§ **Prompt**: How many lines in this material include the string "square"? Answer with the number and nothing further.
** START Exercise input **
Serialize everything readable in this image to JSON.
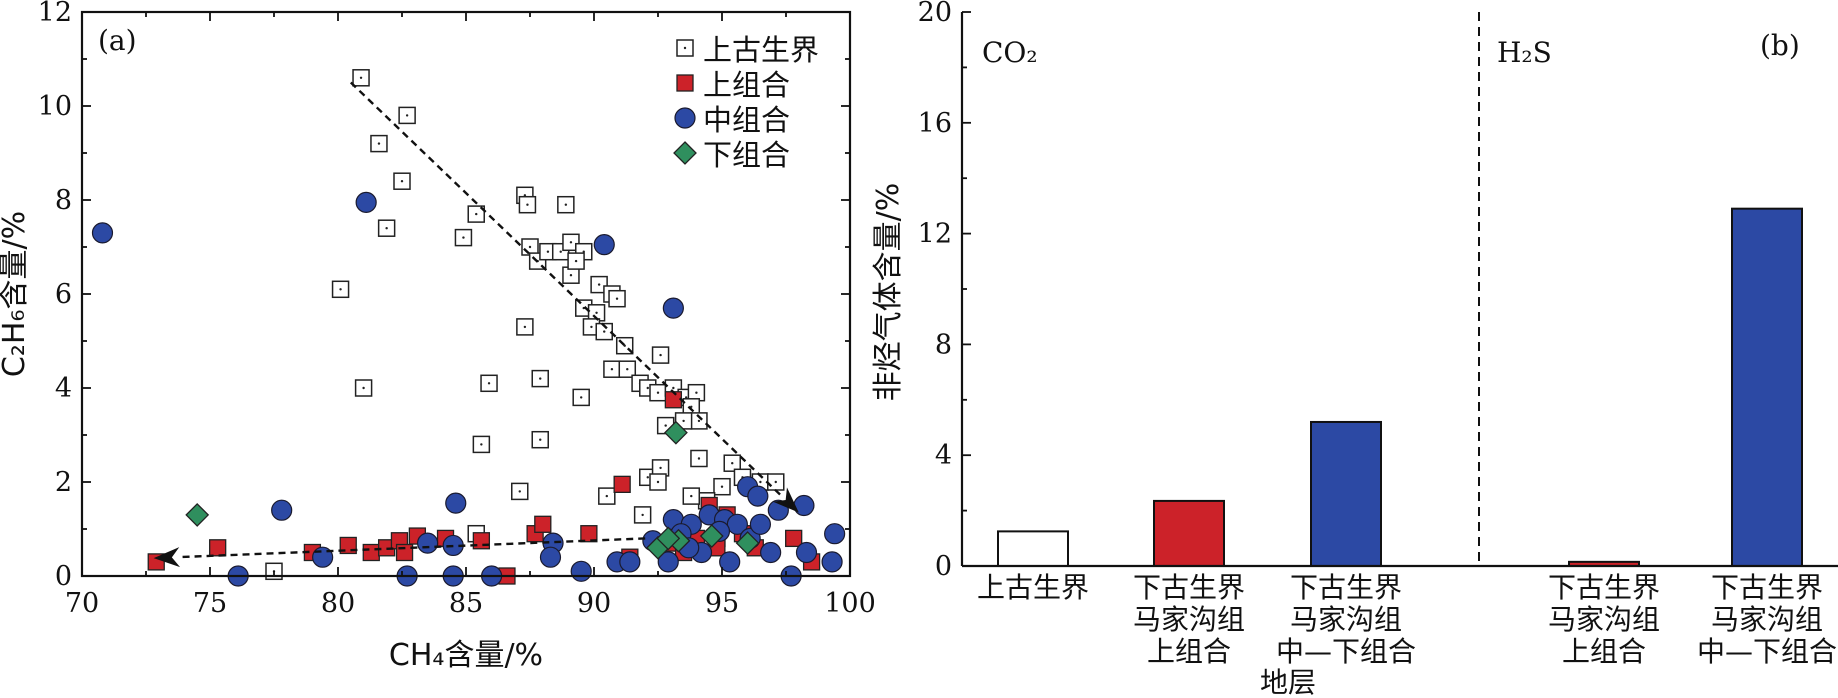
{
  "chart_data": [
    {
      "type": "scatter",
      "panel_label": "(a)",
      "xlabel": "CH₄含量/%",
      "ylabel": "C₂H₆含量/%",
      "xlim": [
        70,
        100
      ],
      "ylim": [
        0,
        12
      ],
      "xticks": [
        70,
        75,
        80,
        85,
        90,
        95,
        100
      ],
      "yticks": [
        0,
        2,
        4,
        6,
        8,
        10,
        12
      ],
      "legend_position": "top-right",
      "series": [
        {
          "name": "上古生界",
          "marker": "open-square-dot",
          "color": "#ffffff",
          "points": [
            [
              80.9,
              10.6
            ],
            [
              82.7,
              9.8
            ],
            [
              81.6,
              9.2
            ],
            [
              82.5,
              8.4
            ],
            [
              81.9,
              7.4
            ],
            [
              85.4,
              7.7
            ],
            [
              84.9,
              7.2
            ],
            [
              80.1,
              6.1
            ],
            [
              81.0,
              4.0
            ],
            [
              85.9,
              4.1
            ],
            [
              87.3,
              8.1
            ],
            [
              87.4,
              7.9
            ],
            [
              88.9,
              7.9
            ],
            [
              87.5,
              7.0
            ],
            [
              87.8,
              6.7
            ],
            [
              88.2,
              6.9
            ],
            [
              88.7,
              6.9
            ],
            [
              89.1,
              7.1
            ],
            [
              89.1,
              6.4
            ],
            [
              89.6,
              6.9
            ],
            [
              89.3,
              6.7
            ],
            [
              90.2,
              6.2
            ],
            [
              90.7,
              6.0
            ],
            [
              89.6,
              5.7
            ],
            [
              90.1,
              5.6
            ],
            [
              90.9,
              5.9
            ],
            [
              89.9,
              5.3
            ],
            [
              90.4,
              5.2
            ],
            [
              87.3,
              5.3
            ],
            [
              91.2,
              4.9
            ],
            [
              90.7,
              4.4
            ],
            [
              91.3,
              4.4
            ],
            [
              91.8,
              4.1
            ],
            [
              92.6,
              4.7
            ],
            [
              92.1,
              4.0
            ],
            [
              92.5,
              3.9
            ],
            [
              93.1,
              4.0
            ],
            [
              93.6,
              3.8
            ],
            [
              94.0,
              3.9
            ],
            [
              93.8,
              3.6
            ],
            [
              94.1,
              3.3
            ],
            [
              93.5,
              3.3
            ],
            [
              92.8,
              3.2
            ],
            [
              87.9,
              4.2
            ],
            [
              89.5,
              3.8
            ],
            [
              85.6,
              2.8
            ],
            [
              87.9,
              2.9
            ],
            [
              87.1,
              1.8
            ],
            [
              92.1,
              2.1
            ],
            [
              92.6,
              2.3
            ],
            [
              94.1,
              2.5
            ],
            [
              95.4,
              2.4
            ],
            [
              95.8,
              2.1
            ],
            [
              96.5,
              2.0
            ],
            [
              95.0,
              1.9
            ],
            [
              94.4,
              1.6
            ],
            [
              93.8,
              1.7
            ],
            [
              92.5,
              2.0
            ],
            [
              90.5,
              1.7
            ],
            [
              91.9,
              1.3
            ],
            [
              85.4,
              0.9
            ],
            [
              93.5,
              0.9
            ],
            [
              94.8,
              0.8
            ],
            [
              77.5,
              0.1
            ],
            [
              97.1,
              2.0
            ]
          ]
        },
        {
          "name": "上组合",
          "marker": "filled-square",
          "color": "#cc2229",
          "points": [
            [
              72.9,
              0.3
            ],
            [
              75.3,
              0.6
            ],
            [
              79.0,
              0.5
            ],
            [
              80.4,
              0.65
            ],
            [
              81.3,
              0.5
            ],
            [
              81.9,
              0.6
            ],
            [
              82.4,
              0.75
            ],
            [
              82.6,
              0.5
            ],
            [
              83.1,
              0.85
            ],
            [
              84.2,
              0.8
            ],
            [
              85.6,
              0.75
            ],
            [
              86.6,
              0.0
            ],
            [
              87.7,
              0.9
            ],
            [
              88.0,
              1.1
            ],
            [
              89.8,
              0.9
            ],
            [
              91.1,
              1.95
            ],
            [
              93.1,
              3.75
            ],
            [
              93.1,
              0.7
            ],
            [
              94.0,
              0.8
            ],
            [
              94.5,
              1.5
            ],
            [
              95.2,
              1.3
            ],
            [
              96.3,
              0.6
            ],
            [
              97.8,
              0.8
            ],
            [
              98.5,
              0.3
            ],
            [
              93.5,
              0.5
            ],
            [
              94.8,
              0.6
            ],
            [
              95.8,
              0.9
            ],
            [
              91.4,
              0.4
            ]
          ]
        },
        {
          "name": "中组合",
          "marker": "filled-circle",
          "color": "#2c49a4",
          "points": [
            [
              70.8,
              7.3
            ],
            [
              81.1,
              7.95
            ],
            [
              90.4,
              7.05
            ],
            [
              93.1,
              5.7
            ],
            [
              77.8,
              1.4
            ],
            [
              84.6,
              1.55
            ],
            [
              76.1,
              0.0
            ],
            [
              79.4,
              0.4
            ],
            [
              83.5,
              0.7
            ],
            [
              84.5,
              0.65
            ],
            [
              88.4,
              0.7
            ],
            [
              88.3,
              0.4
            ],
            [
              89.5,
              0.1
            ],
            [
              90.9,
              0.3
            ],
            [
              91.4,
              0.3
            ],
            [
              92.3,
              0.75
            ],
            [
              93.1,
              1.2
            ],
            [
              93.8,
              1.1
            ],
            [
              94.5,
              1.3
            ],
            [
              95.1,
              1.2
            ],
            [
              95.6,
              1.1
            ],
            [
              96.0,
              1.9
            ],
            [
              96.4,
              1.7
            ],
            [
              97.2,
              1.4
            ],
            [
              98.2,
              1.5
            ],
            [
              99.4,
              0.9
            ],
            [
              98.3,
              0.5
            ],
            [
              99.3,
              0.3
            ],
            [
              96.9,
              0.5
            ],
            [
              96.1,
              0.8
            ],
            [
              95.3,
              0.3
            ],
            [
              94.2,
              0.5
            ],
            [
              93.4,
              0.9
            ],
            [
              92.9,
              0.3
            ],
            [
              84.5,
              0.0
            ],
            [
              86.0,
              0.0
            ],
            [
              82.7,
              0.0
            ],
            [
              97.7,
              0.0
            ],
            [
              94.9,
              0.95
            ],
            [
              96.5,
              1.1
            ],
            [
              93.7,
              0.6
            ]
          ]
        },
        {
          "name": "下组合",
          "marker": "filled-diamond",
          "color": "#2f8f5e",
          "points": [
            [
              74.5,
              1.3
            ],
            [
              93.2,
              3.05
            ],
            [
              93.3,
              0.75
            ],
            [
              92.5,
              0.6
            ],
            [
              94.6,
              0.85
            ],
            [
              96.0,
              0.7
            ],
            [
              92.9,
              0.8
            ]
          ]
        }
      ],
      "trend_arrows": [
        {
          "from": [
            80.5,
            10.5
          ],
          "to": [
            98.0,
            1.35
          ]
        },
        {
          "from": [
            92.0,
            0.8
          ],
          "to": [
            72.8,
            0.38
          ]
        }
      ]
    },
    {
      "type": "bar",
      "panel_label": "(b)",
      "ylabel": "非烃气体含量/%",
      "ylim": [
        0,
        20
      ],
      "yticks": [
        0,
        4,
        8,
        12,
        16,
        20
      ],
      "groups": [
        "CO₂",
        "H₂S"
      ],
      "xlabel": "地层",
      "categories": [
        {
          "lines": [
            "上古生界"
          ],
          "group": "CO₂",
          "value": 1.25,
          "color": "#ffffff"
        },
        {
          "lines": [
            "下古生界",
            "马家沟组",
            "上组合"
          ],
          "group": "CO₂",
          "value": 2.35,
          "color": "#cc2229"
        },
        {
          "lines": [
            "下古生界",
            "马家沟组",
            "中—下组合"
          ],
          "group": "CO₂",
          "value": 5.2,
          "color": "#2c49a4"
        },
        {
          "lines": [
            "下古生界",
            "马家沟组",
            "上组合"
          ],
          "group": "H₂S",
          "value": 0.15,
          "color": "#cc2229"
        },
        {
          "lines": [
            "下古生界",
            "马家沟组",
            "中—下组合"
          ],
          "group": "H₂S",
          "value": 12.9,
          "color": "#2c49a4"
        }
      ]
    }
  ]
}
** END Exercise input **
§ **Exercise result**: 2